Stated task: Transcribe the entries below exactly.

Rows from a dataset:
^^^^^^^^

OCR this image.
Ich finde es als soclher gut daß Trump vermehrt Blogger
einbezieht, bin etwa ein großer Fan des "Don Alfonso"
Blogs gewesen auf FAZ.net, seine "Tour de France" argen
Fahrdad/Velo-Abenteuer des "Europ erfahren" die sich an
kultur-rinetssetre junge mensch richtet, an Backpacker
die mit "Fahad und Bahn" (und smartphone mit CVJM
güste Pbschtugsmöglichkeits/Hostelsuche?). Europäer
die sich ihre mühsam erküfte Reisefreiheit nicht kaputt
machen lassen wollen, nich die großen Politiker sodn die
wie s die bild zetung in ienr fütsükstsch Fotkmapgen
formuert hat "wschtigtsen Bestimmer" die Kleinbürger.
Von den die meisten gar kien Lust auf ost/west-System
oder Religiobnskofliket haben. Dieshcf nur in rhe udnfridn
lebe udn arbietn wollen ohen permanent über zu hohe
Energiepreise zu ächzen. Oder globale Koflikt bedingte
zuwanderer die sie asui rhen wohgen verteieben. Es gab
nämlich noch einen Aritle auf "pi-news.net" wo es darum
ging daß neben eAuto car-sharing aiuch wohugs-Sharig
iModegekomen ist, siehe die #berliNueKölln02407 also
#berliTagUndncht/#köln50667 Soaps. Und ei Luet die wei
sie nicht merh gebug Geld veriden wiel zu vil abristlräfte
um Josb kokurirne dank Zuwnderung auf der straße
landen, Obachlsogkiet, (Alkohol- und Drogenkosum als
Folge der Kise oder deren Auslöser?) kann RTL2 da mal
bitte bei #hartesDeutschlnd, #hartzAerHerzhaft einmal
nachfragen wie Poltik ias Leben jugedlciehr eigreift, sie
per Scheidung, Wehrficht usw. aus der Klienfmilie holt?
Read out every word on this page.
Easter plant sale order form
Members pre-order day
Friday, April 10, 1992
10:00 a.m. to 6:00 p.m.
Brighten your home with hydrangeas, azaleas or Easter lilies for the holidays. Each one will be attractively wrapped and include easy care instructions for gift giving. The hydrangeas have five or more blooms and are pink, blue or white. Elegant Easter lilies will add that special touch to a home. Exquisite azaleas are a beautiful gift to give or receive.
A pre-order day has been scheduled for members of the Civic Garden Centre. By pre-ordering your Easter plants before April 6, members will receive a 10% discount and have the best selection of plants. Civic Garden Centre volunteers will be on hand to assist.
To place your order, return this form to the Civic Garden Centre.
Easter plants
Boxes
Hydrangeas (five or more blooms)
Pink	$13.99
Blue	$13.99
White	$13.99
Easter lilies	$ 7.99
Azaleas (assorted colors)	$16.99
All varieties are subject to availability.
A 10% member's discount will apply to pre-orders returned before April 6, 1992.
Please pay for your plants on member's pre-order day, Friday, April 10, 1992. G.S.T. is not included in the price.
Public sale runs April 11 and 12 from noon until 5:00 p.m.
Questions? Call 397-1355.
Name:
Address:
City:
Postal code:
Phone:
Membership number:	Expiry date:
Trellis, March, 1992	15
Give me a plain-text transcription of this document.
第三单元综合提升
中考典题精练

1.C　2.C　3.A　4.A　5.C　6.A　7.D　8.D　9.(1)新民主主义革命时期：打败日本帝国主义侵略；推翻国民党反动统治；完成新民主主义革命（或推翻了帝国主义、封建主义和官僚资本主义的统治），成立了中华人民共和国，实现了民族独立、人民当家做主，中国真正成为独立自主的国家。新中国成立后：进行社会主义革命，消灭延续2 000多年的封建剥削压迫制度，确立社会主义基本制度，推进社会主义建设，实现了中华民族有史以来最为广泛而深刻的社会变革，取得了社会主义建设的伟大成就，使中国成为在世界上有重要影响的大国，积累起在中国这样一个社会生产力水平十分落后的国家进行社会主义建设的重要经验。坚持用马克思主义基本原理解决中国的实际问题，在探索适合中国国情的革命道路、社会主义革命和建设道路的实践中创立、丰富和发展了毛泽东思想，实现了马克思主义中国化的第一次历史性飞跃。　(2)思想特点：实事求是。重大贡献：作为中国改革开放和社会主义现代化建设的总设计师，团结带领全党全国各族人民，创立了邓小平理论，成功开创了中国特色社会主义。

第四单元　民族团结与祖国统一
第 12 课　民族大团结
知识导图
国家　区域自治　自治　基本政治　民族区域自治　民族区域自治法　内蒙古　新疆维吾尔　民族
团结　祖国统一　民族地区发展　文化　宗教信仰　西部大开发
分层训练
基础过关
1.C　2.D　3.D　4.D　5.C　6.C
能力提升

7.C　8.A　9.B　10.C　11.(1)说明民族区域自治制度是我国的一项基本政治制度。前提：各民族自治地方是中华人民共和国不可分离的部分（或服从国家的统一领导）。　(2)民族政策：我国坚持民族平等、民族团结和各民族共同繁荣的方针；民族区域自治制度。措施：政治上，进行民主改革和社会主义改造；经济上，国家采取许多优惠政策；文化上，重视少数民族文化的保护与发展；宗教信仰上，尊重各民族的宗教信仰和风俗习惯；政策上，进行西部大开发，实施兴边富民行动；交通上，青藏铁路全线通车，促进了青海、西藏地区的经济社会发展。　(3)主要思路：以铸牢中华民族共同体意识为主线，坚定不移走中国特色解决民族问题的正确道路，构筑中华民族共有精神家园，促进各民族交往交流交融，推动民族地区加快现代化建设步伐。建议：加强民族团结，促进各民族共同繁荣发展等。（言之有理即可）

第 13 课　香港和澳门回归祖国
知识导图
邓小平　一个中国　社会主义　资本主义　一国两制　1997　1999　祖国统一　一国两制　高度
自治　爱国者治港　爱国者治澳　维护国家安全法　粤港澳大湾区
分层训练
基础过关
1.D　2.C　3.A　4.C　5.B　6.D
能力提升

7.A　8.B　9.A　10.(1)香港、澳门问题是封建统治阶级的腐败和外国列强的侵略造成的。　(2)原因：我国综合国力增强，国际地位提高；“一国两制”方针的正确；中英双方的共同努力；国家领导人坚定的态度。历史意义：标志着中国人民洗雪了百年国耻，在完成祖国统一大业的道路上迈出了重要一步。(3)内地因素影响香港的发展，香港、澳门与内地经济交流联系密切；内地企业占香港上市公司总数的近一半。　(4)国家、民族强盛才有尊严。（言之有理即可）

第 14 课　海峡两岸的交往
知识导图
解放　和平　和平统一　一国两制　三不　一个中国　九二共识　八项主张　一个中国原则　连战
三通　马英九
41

^^^^^^^^

Exercise output:
OCR this image.
Ich finde es als soclher gut daß Trump vermehrt Blogger
einbezieht, bin etwa ein großer Fan des "Don Alfonso"
Blogs gewesen auf FAZ.net, seine "Tour de France" argen
Fahrdad/Velo-Abenteuer des "Europ erfahren" die sich an
kultur-rinetssetre junge mensch richtet, an Backpacker
die mit "Fahad und Bahn" (und smartphone mit CVJM
güste Pbschtugsmöglichkeits/Hostelsuche?). Europäer
die sich ihre mühsam erküfte Reisefreiheit nicht kaputt
machen lassen wollen, nich die großen Politiker sodn die
wie s die bild zetung in ienr fütsükstsch Fotkmapgen
formuert hat "wschtigtsen Bestimmer" die Kleinbürger.
Von den die meisten gar kien Lust auf ost/west-System
oder Religiobnskofliket haben. Dieshcf nur in rhe udnfridn
lebe udn arbietn wollen ohen permanent über zu hohe
Energiepreise zu ächzen. Oder globale Koflikt bedingte
zuwanderer die sie asui rhen wohgen verteieben. Es gab
nämlich noch einen Aritle auf "pi-news.net" wo es darum
ging daß neben eAuto car-sharing aiuch wohugs-Sharig
iModegekomen ist, siehe die #berliNueKölln02407 also
#berliTagUndncht/#köln50667 Soaps. Und ei Luet die wei
sie nicht merh gebug Geld veriden wiel zu vil abristlräfte
um Josb kokurirne dank Zuwnderung auf der straße
landen, Obachlsogkiet, (Alkohol- und Drogenkosum als
Folge der Kise oder deren Auslöser?) kann RTL2 da mal
bitte bei #hartesDeutschlnd, #hartzAerHerzhaft einmal
nachfragen wie Poltik ias Leben jugedlciehr eigreift, sie
per Scheidung, Wehrficht usw. aus der Klienfmilie holt?
Read out every word on this page.
Easter plant sale order form
Members pre-order day
Friday, April 10, 1992
10:00 a.m. to 6:00 p.m.
Brighten your home with hydrangeas, azaleas or Easter lilies for the holidays. Each one will be attractively wrapped and include easy care instructions for gift giving. The hydrangeas have five or more blooms and are pink, blue or white. Elegant Easter lilies will add that special touch to a home. Exquisite azaleas are a beautiful gift to give or receive.
A pre-order day has been scheduled for members of the Civic Garden Centre. By pre-ordering your Easter plants before April 6, members will receive a 10% discount and have the best selection of plants. Civic Garden Centre volunteers will be on hand to assist.
To place your order, return this form to the Civic Garden Centre.
Easter plants
Boxes
Hydrangeas (five or more blooms)
Pink	$13.99
Blue	$13.99
White	$13.99
Easter lilies	$ 7.99
Azaleas (assorted colors)	$16.99
All varieties are subject to availability.
A 10% member's discount will apply to pre-orders returned before April 6, 1992.
Please pay for your plants on member's pre-order day, Friday, April 10, 1992. G.S.T. is not included in the price.
Public sale runs April 11 and 12 from noon until 5:00 p.m.
Questions? Call 397-1355.
Name:
Address:
City:
Postal code:
Phone:
Membership number:	Expiry date:
Trellis, March, 1992	15
Give me a plain-text transcription of this document.
第三单元综合提升
中考典题精练

1.C　2.C　3.A　4.A　5.C　6.A　7.D　8.D　9.(1)新民主主义革命时期：打败日本帝国主义侵略；推翻国民党反动统治；完成新民主主义革命（或推翻了帝国主义、封建主义和官僚资本主义的统治），成立了中华人民共和国，实现了民族独立、人民当家做主，中国真正成为独立自主的国家。新中国成立后：进行社会主义革命，消灭延续2 000多年的封建剥削压迫制度，确立社会主义基本制度，推进社会主义建设，实现了中华民族有史以来最为广泛而深刻的社会变革，取得了社会主义建设的伟大成就，使中国成为在世界上有重要影响的大国，积累起在中国这样一个社会生产力水平十分落后的国家进行社会主义建设的重要经验。坚持用马克思主义基本原理解决中国的实际问题，在探索适合中国国情的革命道路、社会主义革命和建设道路的实践中创立、丰富和发展了毛泽东思想，实现了马克思主义中国化的第一次历史性飞跃。　(2)思想特点：实事求是。重大贡献：作为中国改革开放和社会主义现代化建设的总设计师，团结带领全党全国各族人民，创立了邓小平理论，成功开创了中国特色社会主义。

第四单元　民族团结与祖国统一
第 12 课　民族大团结
知识导图
国家　区域自治　自治　基本政治　民族区域自治　民族区域自治法　内蒙古　新疆维吾尔　民族
团结　祖国统一　民族地区发展　文化　宗教信仰　西部大开发
分层训练
基础过关
1.C　2.D　3.D　4.D　5.C　6.C
能力提升

7.C　8.A　9.B　10.C　11.(1)说明民族区域自治制度是我国的一项基本政治制度。前提：各民族自治地方是中华人民共和国不可分离的部分（或服从国家的统一领导）。　(2)民族政策：我国坚持民族平等、民族团结和各民族共同繁荣的方针；民族区域自治制度。措施：政治上，进行民主改革和社会主义改造；经济上，国家采取许多优惠政策；文化上，重视少数民族文化的保护与发展；宗教信仰上，尊重各民族的宗教信仰和风俗习惯；政策上，进行西部大开发，实施兴边富民行动；交通上，青藏铁路全线通车，促进了青海、西藏地区的经济社会发展。　(3)主要思路：以铸牢中华民族共同体意识为主线，坚定不移走中国特色解决民族问题的正确道路，构筑中华民族共有精神家园，促进各民族交往交流交融，推动民族地区加快现代化建设步伐。建议：加强民族团结，促进各民族共同繁荣发展等。（言之有理即可）

第 13 课　香港和澳门回归祖国
知识导图
邓小平　一个中国　社会主义　资本主义　一国两制　1997　1999　祖国统一　一国两制　高度
自治　爱国者治港　爱国者治澳　维护国家安全法　粤港澳大湾区
分层训练
基础过关
1.D　2.C　3.A　4.C　5.B　6.D
能力提升

7.A　8.B　9.A　10.(1)香港、澳门问题是封建统治阶级的腐败和外国列强的侵略造成的。　(2)原因：我国综合国力增强，国际地位提高；“一国两制”方针的正确；中英双方的共同努力；国家领导人坚定的态度。历史意义：标志着中国人民洗雪了百年国耻，在完成祖国统一大业的道路上迈出了重要一步。(3)内地因素影响香港的发展，香港、澳门与内地经济交流联系密切；内地企业占香港上市公司总数的近一半。　(4)国家、民族强盛才有尊严。（言之有理即可）

第 14 课　海峡两岸的交往
知识导图
解放　和平　和平统一　一国两制　三不　一个中国　九二共识　八项主张　一个中国原则　连战
三通　马英九
41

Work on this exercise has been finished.